Search the records below for the word "trọng". Pull out each line that has it.

────────────────────────────────────────

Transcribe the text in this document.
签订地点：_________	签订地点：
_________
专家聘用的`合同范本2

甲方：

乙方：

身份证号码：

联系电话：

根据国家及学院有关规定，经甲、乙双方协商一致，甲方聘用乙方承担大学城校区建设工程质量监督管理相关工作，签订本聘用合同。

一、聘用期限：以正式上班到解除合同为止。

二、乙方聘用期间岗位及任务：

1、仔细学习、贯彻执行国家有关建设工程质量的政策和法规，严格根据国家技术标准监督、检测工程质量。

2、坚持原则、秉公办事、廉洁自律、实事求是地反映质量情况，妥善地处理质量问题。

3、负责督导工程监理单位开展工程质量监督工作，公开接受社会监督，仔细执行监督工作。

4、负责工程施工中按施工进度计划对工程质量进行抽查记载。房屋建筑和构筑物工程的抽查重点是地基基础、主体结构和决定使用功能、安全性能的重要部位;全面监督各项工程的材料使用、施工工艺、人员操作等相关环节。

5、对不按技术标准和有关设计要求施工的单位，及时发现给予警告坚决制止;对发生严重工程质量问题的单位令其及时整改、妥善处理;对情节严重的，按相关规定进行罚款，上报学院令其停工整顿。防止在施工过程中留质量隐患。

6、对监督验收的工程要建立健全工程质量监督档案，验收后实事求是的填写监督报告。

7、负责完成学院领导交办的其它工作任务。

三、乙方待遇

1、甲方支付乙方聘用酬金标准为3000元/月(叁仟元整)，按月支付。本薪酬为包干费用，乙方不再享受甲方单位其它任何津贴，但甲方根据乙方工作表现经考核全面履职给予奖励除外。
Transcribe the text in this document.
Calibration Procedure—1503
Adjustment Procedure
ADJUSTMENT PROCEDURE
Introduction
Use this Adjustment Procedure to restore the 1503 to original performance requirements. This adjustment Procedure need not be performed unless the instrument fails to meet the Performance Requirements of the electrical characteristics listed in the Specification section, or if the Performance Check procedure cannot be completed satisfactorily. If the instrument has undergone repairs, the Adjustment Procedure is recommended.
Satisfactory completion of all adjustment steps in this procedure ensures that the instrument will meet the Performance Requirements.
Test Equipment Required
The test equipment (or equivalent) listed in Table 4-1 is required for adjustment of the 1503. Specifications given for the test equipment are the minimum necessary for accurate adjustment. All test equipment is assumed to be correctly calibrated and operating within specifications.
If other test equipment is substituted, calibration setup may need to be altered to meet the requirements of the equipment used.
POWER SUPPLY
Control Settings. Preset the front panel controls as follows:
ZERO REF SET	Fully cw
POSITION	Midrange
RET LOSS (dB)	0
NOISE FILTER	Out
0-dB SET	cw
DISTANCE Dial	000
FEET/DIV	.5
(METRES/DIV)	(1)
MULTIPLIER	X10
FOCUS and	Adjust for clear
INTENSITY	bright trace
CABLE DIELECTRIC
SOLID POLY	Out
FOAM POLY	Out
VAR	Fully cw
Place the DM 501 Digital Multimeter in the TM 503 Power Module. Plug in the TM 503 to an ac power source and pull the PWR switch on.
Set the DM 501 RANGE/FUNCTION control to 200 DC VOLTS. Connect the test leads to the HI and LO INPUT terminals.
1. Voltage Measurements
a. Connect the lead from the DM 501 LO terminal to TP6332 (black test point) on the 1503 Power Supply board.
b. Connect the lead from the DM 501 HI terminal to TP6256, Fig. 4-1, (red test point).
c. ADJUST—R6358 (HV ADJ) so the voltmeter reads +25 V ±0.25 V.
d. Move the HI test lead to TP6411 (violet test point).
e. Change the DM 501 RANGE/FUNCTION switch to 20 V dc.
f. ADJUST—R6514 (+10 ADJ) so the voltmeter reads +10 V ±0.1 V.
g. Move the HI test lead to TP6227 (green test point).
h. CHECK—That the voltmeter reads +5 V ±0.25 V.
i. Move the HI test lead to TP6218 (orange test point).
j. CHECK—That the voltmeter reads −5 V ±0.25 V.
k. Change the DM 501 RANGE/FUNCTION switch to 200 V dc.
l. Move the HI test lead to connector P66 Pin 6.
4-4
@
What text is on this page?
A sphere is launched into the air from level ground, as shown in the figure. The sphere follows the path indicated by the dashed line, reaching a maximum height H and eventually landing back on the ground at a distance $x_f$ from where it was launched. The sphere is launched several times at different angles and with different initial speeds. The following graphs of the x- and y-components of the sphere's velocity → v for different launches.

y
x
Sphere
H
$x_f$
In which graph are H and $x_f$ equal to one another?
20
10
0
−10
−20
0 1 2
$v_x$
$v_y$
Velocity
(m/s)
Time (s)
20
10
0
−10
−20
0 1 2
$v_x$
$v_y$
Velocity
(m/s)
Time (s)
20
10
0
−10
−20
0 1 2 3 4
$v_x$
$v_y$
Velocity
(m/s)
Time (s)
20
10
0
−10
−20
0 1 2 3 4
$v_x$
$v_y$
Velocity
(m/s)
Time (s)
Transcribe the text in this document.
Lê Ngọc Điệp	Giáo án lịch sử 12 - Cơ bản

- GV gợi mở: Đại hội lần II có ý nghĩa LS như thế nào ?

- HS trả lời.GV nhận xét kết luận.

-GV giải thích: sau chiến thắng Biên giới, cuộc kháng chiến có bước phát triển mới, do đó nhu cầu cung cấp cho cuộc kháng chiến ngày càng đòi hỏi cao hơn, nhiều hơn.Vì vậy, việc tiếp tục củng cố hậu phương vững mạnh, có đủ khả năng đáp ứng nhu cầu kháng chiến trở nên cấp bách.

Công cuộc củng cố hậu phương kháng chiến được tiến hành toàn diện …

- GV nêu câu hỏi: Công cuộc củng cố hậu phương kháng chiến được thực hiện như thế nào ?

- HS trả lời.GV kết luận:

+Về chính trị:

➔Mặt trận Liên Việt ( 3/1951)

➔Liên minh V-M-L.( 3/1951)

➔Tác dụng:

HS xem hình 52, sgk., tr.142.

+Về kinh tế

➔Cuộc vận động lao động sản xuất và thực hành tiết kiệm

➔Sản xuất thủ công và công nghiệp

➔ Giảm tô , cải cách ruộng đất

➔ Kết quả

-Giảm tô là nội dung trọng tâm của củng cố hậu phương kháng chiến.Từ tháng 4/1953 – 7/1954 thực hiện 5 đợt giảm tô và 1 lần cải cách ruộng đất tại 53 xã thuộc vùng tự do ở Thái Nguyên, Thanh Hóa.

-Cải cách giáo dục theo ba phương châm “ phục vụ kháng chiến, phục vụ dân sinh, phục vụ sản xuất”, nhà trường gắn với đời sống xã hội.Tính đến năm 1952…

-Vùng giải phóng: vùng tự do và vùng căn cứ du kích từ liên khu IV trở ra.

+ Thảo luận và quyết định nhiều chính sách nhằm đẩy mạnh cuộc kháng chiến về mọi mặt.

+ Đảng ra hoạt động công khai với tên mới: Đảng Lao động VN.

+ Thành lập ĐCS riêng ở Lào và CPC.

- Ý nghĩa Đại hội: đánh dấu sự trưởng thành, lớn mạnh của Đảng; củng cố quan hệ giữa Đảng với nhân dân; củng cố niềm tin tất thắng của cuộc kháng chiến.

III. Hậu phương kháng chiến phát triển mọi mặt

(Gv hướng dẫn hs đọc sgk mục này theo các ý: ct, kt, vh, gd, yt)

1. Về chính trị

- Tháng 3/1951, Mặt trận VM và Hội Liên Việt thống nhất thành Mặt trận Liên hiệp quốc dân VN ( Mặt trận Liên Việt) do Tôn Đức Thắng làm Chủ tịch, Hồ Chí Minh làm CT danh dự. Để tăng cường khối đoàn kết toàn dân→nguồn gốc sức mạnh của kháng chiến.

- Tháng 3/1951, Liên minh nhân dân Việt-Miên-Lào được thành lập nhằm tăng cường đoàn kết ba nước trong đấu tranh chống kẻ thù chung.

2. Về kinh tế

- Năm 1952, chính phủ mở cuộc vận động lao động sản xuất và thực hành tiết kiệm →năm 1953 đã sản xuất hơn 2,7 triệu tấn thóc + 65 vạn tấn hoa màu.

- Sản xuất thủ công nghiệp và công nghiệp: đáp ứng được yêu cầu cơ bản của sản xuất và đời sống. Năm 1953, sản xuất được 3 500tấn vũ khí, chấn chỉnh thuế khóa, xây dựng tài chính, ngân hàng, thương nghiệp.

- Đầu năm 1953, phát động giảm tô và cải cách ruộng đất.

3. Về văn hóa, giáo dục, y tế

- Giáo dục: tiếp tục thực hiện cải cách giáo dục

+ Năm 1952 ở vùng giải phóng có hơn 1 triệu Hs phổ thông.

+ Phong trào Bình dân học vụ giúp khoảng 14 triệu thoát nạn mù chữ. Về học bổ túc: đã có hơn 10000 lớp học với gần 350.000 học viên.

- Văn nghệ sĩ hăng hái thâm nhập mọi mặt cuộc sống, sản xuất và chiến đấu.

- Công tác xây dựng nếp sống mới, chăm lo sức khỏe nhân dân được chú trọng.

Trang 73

────────────────────────────────────────

**SOLVED PROBLEM:**
-Giảm tô là nội dung trọng tâm của củng cố hậu phương kháng chiến.Từ tháng 4/1953 – 7/1954 thực hiện 5 đợt giảm tô và 1 lần cải cách ruộng đất tại 53 xã thuộc vùng tự do ở Thái Nguyên, Thanh Hóa.
- Công tác xây dựng nếp sống mới, chăm lo sức khỏe nhân dân được chú trọng.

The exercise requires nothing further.